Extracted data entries
+ + + +

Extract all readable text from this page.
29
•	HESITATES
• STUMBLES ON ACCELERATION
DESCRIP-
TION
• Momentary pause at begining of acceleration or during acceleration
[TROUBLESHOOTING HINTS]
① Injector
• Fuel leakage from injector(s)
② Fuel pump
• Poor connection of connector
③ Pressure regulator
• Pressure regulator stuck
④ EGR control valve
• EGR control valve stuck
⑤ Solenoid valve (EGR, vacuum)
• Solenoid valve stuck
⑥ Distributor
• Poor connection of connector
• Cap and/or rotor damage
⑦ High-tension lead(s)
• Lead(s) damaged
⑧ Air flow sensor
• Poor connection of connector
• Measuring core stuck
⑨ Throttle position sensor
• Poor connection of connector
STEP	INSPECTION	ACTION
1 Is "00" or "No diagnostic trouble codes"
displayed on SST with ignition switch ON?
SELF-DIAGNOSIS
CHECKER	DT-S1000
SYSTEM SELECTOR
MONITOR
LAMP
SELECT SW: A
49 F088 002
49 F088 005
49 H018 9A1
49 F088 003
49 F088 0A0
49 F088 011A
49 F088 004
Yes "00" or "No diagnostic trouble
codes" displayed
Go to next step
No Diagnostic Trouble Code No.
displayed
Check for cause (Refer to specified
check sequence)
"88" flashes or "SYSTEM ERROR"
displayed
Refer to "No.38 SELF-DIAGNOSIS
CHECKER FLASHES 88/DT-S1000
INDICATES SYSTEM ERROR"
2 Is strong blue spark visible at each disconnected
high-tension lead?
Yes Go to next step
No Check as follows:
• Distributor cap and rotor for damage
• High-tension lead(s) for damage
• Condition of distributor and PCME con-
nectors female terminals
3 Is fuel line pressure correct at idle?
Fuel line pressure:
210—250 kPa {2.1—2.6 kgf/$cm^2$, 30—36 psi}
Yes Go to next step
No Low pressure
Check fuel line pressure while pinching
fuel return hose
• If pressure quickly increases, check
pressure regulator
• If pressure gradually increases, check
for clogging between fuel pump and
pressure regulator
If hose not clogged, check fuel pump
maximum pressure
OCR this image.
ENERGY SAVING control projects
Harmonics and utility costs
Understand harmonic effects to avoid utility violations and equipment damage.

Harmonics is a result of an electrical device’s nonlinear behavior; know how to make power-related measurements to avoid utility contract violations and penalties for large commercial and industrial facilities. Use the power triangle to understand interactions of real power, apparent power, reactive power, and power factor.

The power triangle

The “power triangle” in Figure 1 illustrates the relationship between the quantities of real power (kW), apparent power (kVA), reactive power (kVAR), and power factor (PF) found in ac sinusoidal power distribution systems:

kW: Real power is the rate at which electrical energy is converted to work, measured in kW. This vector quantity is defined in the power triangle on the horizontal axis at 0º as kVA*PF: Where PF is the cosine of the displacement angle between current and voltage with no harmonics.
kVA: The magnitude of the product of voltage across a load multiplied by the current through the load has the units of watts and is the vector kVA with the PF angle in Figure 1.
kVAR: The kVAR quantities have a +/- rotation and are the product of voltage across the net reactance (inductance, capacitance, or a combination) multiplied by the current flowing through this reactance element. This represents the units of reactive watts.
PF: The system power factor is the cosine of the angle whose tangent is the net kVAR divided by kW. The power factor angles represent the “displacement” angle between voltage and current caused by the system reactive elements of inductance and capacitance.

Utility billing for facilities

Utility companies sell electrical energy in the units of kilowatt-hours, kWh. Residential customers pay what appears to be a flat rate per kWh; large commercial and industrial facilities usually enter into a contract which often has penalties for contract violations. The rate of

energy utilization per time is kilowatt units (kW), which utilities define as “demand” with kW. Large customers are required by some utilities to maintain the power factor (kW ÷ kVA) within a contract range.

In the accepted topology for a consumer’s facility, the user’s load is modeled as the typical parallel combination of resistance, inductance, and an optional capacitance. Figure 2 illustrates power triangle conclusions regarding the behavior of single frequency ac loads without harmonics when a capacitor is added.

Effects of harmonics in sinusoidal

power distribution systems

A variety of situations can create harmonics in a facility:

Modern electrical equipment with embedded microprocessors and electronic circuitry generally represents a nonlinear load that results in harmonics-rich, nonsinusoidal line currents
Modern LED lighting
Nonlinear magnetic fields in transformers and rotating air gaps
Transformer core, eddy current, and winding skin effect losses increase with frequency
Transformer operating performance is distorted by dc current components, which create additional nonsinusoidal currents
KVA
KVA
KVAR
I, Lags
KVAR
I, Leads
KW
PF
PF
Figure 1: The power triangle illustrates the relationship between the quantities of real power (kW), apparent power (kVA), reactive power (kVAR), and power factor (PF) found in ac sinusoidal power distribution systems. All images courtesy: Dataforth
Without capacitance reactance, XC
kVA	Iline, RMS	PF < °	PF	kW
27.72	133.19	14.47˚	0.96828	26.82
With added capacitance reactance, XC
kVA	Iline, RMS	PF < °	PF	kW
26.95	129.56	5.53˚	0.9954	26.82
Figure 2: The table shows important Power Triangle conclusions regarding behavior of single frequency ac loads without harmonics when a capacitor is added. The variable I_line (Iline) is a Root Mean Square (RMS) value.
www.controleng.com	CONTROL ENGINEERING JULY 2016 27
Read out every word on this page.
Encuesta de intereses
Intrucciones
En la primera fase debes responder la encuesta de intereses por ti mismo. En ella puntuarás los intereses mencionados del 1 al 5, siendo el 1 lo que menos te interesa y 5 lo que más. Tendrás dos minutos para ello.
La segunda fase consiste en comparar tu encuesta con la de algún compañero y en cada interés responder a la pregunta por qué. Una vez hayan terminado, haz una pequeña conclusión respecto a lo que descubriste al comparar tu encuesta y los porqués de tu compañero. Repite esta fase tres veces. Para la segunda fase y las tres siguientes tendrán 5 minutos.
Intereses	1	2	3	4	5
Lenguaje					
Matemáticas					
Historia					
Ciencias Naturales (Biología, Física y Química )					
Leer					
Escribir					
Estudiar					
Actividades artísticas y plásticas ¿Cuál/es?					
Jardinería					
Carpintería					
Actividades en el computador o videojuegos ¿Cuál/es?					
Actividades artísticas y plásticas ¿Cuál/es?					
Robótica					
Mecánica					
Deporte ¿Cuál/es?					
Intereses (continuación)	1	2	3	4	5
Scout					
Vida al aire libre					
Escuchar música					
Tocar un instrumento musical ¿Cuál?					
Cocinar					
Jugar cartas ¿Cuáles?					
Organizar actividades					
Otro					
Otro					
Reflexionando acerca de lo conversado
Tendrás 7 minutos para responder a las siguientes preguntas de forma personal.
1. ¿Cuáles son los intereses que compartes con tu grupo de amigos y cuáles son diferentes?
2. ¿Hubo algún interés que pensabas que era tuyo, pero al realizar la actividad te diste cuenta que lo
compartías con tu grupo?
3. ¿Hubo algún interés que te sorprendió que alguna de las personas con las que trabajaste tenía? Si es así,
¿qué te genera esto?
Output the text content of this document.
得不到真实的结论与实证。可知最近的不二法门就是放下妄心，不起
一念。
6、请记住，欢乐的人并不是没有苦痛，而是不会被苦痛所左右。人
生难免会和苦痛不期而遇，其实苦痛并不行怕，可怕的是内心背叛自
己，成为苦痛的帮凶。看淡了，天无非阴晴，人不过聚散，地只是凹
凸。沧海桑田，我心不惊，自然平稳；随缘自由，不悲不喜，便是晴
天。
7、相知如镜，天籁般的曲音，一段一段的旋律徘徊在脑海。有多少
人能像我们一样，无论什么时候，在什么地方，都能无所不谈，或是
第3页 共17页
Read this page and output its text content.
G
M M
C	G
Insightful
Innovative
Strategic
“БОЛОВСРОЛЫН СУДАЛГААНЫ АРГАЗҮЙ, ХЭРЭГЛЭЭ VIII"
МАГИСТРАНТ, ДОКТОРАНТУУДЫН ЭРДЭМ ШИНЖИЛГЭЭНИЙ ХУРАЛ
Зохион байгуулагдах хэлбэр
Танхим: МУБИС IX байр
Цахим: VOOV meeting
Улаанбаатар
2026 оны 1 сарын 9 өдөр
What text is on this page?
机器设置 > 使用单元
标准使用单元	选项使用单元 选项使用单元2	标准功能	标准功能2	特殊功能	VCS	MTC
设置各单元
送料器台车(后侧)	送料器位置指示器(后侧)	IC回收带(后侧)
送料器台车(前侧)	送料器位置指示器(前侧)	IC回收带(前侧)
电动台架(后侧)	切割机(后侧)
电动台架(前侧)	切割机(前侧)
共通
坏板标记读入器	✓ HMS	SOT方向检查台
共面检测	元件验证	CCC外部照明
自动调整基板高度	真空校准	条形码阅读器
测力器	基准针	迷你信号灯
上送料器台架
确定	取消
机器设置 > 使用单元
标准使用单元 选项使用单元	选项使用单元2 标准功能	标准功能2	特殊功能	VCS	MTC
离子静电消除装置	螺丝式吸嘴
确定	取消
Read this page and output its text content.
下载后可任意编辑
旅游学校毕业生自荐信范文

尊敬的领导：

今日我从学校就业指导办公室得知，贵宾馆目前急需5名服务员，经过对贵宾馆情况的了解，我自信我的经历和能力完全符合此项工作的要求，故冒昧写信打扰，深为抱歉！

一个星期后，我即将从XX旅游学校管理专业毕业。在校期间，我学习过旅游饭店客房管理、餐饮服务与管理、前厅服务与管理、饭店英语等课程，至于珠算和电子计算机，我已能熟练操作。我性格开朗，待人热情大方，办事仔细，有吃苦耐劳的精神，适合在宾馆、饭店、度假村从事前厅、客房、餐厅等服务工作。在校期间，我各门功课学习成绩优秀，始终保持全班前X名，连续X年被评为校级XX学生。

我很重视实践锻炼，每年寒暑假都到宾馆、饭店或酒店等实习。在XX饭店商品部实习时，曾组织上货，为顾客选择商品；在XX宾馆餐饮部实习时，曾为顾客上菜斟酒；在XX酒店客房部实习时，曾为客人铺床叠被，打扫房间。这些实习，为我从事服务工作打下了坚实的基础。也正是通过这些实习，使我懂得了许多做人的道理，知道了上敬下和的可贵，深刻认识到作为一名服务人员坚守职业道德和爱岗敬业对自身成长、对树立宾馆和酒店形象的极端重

+ + + +

→ **Problem**
Only the lines from the one that contains "What text is on this page?" to the end of the data should be output, exactly as they appear.

→ **Solution to this task**
What text is on this page?
机器设置 > 使用单元
标准使用单元	选项使用单元 选项使用单元2	标准功能	标准功能2	特殊功能	VCS	MTC
设置各单元
送料器台车(后侧)	送料器位置指示器(后侧)	IC回收带(后侧)
送料器台车(前侧)	送料器位置指示器(前侧)	IC回收带(前侧)
电动台架(后侧)	切割机(后侧)
电动台架(前侧)	切割机(前侧)
共通
坏板标记读入器	✓ HMS	SOT方向检查台
共面检测	元件验证	CCC外部照明
自动调整基板高度	真空校准	条形码阅读器
测力器	基准针	迷你信号灯
上送料器台架
确定	取消
机器设置 > 使用单元
标准使用单元 选项使用单元	选项使用单元2 标准功能	标准功能2	特殊功能	VCS	MTC
离子静电消除装置	螺丝式吸嘴
确定	取消
Read this page and output its text content.
下载后可任意编辑
旅游学校毕业生自荐信范文

尊敬的领导：

今日我从学校就业指导办公室得知，贵宾馆目前急需5名服务员，经过对贵宾馆情况的了解，我自信我的经历和能力完全符合此项工作的要求，故冒昧写信打扰，深为抱歉！

一个星期后，我即将从XX旅游学校管理专业毕业。在校期间，我学习过旅游饭店客房管理、餐饮服务与管理、前厅服务与管理、饭店英语等课程，至于珠算和电子计算机，我已能熟练操作。我性格开朗，待人热情大方，办事仔细，有吃苦耐劳的精神，适合在宾馆、饭店、度假村从事前厅、客房、餐厅等服务工作。在校期间，我各门功课学习成绩优秀，始终保持全班前X名，连续X年被评为校级XX学生。

我很重视实践锻炼，每年寒暑假都到宾馆、饭店或酒店等实习。在XX饭店商品部实习时，曾组织上货，为顾客选择商品；在XX宾馆餐饮部实习时，曾为顾客上菜斟酒；在XX酒店客房部实习时，曾为客人铺床叠被，打扫房间。这些实习，为我从事服务工作打下了坚实的基础。也正是通过这些实习，使我懂得了许多做人的道理，知道了上敬下和的可贵，深刻认识到作为一名服务人员坚守职业道德和爱岗敬业对自身成长、对树立宾馆和酒店形象的极端重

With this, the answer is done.